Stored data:

- - - -

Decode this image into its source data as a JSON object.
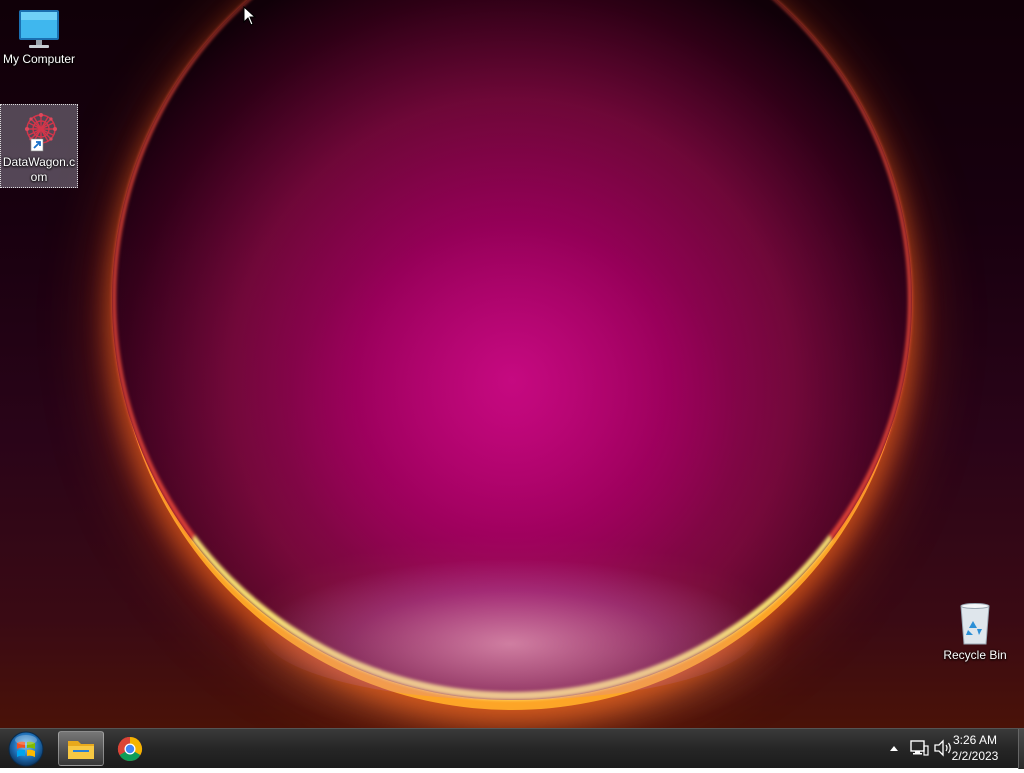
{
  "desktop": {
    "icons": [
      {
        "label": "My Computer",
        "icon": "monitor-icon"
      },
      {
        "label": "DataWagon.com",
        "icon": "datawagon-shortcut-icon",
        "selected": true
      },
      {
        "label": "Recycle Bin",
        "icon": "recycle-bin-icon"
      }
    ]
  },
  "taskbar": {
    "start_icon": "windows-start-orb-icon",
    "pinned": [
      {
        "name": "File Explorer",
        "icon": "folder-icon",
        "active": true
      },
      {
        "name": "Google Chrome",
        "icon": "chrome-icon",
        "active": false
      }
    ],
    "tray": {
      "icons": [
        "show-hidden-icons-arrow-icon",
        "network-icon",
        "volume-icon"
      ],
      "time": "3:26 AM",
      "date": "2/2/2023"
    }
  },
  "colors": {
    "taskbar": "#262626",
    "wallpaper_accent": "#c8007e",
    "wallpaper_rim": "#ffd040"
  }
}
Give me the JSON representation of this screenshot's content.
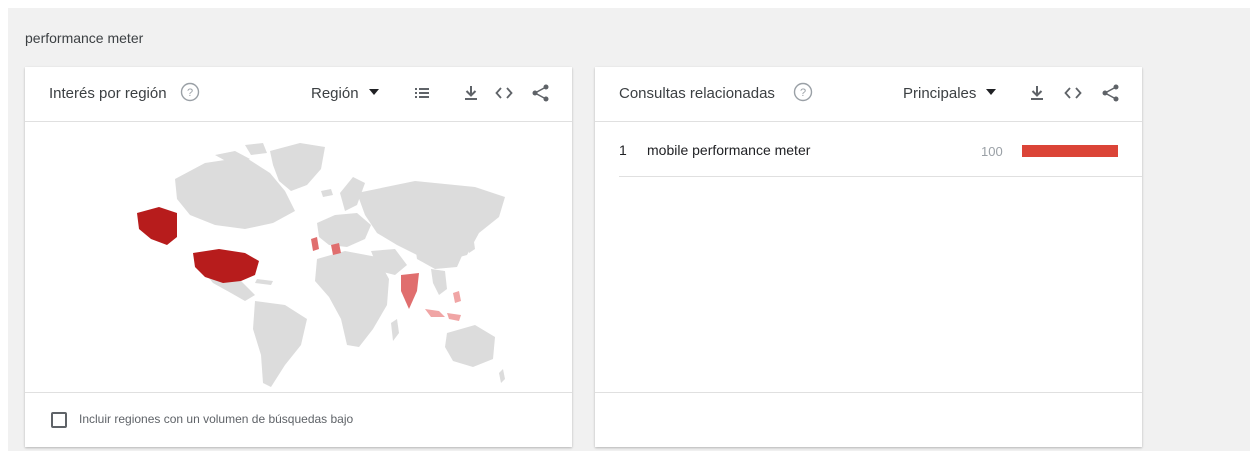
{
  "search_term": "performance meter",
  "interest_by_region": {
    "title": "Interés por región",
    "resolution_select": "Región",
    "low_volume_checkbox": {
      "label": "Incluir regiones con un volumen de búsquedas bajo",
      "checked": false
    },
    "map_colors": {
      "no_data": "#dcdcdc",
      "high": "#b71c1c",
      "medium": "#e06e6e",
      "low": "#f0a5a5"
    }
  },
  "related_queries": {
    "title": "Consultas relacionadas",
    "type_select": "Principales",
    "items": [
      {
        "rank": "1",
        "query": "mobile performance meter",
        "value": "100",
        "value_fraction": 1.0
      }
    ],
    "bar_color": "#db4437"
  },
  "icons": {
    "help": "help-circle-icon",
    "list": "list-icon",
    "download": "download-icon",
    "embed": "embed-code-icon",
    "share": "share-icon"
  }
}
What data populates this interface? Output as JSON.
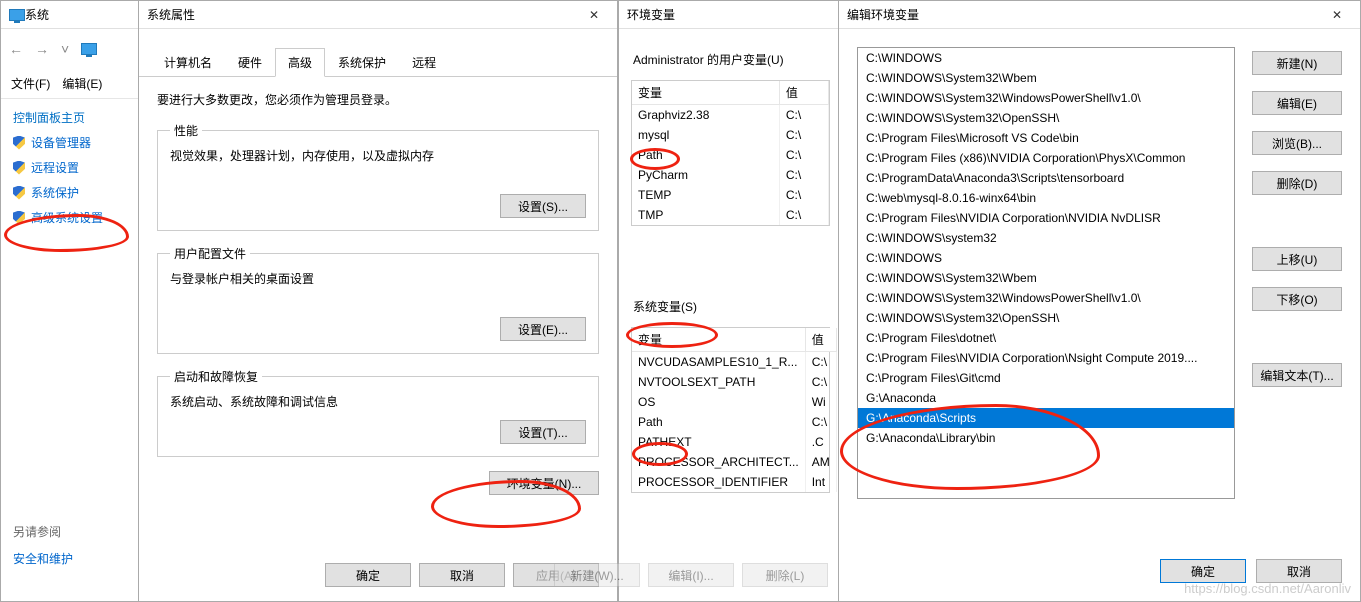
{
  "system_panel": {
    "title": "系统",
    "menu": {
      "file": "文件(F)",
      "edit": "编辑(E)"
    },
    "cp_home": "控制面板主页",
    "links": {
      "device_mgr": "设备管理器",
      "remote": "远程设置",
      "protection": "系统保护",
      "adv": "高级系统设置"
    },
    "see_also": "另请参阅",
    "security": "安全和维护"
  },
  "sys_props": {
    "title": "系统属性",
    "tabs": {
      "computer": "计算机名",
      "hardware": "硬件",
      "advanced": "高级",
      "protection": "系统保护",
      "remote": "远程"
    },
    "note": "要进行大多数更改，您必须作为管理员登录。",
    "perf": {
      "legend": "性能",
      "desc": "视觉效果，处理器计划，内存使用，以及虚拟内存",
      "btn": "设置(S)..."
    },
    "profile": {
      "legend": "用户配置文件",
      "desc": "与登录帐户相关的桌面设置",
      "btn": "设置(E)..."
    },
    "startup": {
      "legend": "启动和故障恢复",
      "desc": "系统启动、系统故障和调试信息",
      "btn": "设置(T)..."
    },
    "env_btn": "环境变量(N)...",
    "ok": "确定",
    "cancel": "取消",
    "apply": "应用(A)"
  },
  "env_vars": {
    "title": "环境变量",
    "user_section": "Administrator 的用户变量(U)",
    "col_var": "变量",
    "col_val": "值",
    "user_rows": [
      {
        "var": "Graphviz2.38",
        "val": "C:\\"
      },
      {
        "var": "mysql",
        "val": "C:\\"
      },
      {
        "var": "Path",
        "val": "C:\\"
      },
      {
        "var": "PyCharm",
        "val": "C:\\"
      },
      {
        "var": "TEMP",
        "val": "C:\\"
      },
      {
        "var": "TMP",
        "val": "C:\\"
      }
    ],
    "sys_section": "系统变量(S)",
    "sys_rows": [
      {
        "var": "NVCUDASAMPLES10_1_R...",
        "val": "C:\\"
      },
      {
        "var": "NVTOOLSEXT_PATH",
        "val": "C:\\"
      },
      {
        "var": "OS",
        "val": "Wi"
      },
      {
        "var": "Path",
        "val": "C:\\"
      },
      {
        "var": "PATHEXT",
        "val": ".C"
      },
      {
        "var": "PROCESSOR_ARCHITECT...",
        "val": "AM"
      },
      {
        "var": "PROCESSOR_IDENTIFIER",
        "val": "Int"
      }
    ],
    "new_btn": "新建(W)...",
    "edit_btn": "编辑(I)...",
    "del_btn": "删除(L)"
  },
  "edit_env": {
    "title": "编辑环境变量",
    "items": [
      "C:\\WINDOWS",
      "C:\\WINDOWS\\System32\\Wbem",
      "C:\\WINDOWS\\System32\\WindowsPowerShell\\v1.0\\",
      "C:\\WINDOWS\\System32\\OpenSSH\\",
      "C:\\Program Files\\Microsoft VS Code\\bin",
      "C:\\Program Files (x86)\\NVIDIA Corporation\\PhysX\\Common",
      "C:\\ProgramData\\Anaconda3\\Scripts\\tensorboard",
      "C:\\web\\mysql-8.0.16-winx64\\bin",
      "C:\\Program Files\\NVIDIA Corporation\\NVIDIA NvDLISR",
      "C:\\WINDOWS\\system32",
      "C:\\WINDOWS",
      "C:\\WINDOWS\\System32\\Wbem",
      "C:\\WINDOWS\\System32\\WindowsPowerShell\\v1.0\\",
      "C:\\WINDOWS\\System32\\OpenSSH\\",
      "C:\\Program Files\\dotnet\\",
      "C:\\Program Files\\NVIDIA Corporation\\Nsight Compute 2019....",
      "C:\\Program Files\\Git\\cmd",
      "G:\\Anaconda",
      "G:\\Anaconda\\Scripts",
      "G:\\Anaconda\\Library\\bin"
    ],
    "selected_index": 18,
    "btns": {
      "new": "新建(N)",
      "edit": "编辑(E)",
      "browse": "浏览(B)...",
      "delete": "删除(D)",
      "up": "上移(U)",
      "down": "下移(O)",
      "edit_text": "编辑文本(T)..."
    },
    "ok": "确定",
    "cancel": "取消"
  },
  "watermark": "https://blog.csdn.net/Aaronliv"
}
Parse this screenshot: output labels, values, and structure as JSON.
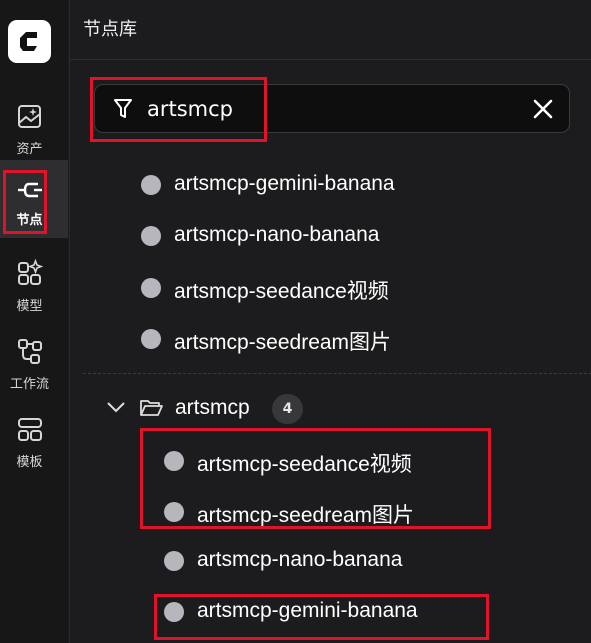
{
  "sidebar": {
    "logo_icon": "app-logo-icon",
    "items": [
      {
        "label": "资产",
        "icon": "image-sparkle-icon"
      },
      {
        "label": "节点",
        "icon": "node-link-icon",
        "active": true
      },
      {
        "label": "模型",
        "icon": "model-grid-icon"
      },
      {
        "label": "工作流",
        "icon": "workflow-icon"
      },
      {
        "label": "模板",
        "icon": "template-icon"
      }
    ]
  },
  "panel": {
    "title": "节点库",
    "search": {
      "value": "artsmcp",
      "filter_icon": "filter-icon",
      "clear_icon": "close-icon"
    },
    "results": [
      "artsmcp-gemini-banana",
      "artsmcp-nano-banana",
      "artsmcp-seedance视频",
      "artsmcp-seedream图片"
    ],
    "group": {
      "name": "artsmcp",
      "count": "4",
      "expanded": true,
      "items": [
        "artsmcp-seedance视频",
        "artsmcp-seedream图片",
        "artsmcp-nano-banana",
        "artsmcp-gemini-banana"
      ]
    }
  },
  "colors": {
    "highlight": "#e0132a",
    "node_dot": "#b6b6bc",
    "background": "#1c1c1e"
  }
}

- - - -

* GOAL: Which lines contain "image"? Copy each of them.

* WRITTEN RESPONSE:
Decode this image into its source data as a JSON object.
        "icon": "image-sparkle-icon"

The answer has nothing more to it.